ENTRIES SHOWN ▸
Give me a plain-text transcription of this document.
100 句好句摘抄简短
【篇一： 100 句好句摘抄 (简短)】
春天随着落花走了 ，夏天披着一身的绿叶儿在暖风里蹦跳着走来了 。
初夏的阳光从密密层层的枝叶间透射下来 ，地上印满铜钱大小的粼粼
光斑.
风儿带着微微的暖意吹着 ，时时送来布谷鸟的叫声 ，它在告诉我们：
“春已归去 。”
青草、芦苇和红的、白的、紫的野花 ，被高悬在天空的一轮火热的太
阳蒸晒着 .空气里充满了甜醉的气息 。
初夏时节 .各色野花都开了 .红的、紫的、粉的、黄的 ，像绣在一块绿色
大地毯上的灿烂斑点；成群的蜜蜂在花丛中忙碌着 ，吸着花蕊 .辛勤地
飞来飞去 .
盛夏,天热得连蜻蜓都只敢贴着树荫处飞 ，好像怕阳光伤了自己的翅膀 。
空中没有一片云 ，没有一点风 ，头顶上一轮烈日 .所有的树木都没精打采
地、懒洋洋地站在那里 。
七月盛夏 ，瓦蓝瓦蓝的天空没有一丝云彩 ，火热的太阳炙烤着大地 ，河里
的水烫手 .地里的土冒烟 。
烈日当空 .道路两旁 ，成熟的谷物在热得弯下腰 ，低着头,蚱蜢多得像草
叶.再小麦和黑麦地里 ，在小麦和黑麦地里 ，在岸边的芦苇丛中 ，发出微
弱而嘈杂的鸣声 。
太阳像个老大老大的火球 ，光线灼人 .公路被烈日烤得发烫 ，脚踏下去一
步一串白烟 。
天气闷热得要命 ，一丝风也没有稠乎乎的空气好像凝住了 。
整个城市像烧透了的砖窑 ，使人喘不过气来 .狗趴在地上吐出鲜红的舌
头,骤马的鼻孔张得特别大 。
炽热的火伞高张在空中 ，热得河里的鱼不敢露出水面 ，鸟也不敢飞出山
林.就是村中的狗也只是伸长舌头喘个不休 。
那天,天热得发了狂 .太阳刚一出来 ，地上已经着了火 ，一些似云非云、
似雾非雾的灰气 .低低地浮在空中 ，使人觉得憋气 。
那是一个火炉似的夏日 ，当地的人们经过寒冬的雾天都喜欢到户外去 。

TASK DETAILS ▸
Retype the entries exactly, including every line.

ANSWER TO THIS TASK ▸
Give me a plain-text transcription of this document.
100 句好句摘抄简短
【篇一： 100 句好句摘抄 (简短)】
春天随着落花走了 ，夏天披着一身的绿叶儿在暖风里蹦跳着走来了 。
初夏的阳光从密密层层的枝叶间透射下来 ，地上印满铜钱大小的粼粼
光斑.
风儿带着微微的暖意吹着 ，时时送来布谷鸟的叫声 ，它在告诉我们：
“春已归去 。”
青草、芦苇和红的、白的、紫的野花 ，被高悬在天空的一轮火热的太
阳蒸晒着 .空气里充满了甜醉的气息 。
初夏时节 .各色野花都开了 .红的、紫的、粉的、黄的 ，像绣在一块绿色
大地毯上的灿烂斑点；成群的蜜蜂在花丛中忙碌着 ，吸着花蕊 .辛勤地
飞来飞去 .
盛夏,天热得连蜻蜓都只敢贴着树荫处飞 ，好像怕阳光伤了自己的翅膀 。
空中没有一片云 ，没有一点风 ，头顶上一轮烈日 .所有的树木都没精打采
地、懒洋洋地站在那里 。
七月盛夏 ，瓦蓝瓦蓝的天空没有一丝云彩 ，火热的太阳炙烤着大地 ，河里
的水烫手 .地里的土冒烟 。
烈日当空 .道路两旁 ，成熟的谷物在热得弯下腰 ，低着头,蚱蜢多得像草
叶.再小麦和黑麦地里 ，在小麦和黑麦地里 ，在岸边的芦苇丛中 ，发出微
弱而嘈杂的鸣声 。
太阳像个老大老大的火球 ，光线灼人 .公路被烈日烤得发烫 ，脚踏下去一
步一串白烟 。
天气闷热得要命 ，一丝风也没有稠乎乎的空气好像凝住了 。
整个城市像烧透了的砖窑 ，使人喘不过气来 .狗趴在地上吐出鲜红的舌
头,骤马的鼻孔张得特别大 。
炽热的火伞高张在空中 ，热得河里的鱼不敢露出水面 ，鸟也不敢飞出山
林.就是村中的狗也只是伸长舌头喘个不休 。
那天,天热得发了狂 .太阳刚一出来 ，地上已经着了火 ，一些似云非云、
似雾非雾的灰气 .低低地浮在空中 ，使人觉得憋气 。
那是一个火炉似的夏日 ，当地的人们经过寒冬的雾天都喜欢到户外去 。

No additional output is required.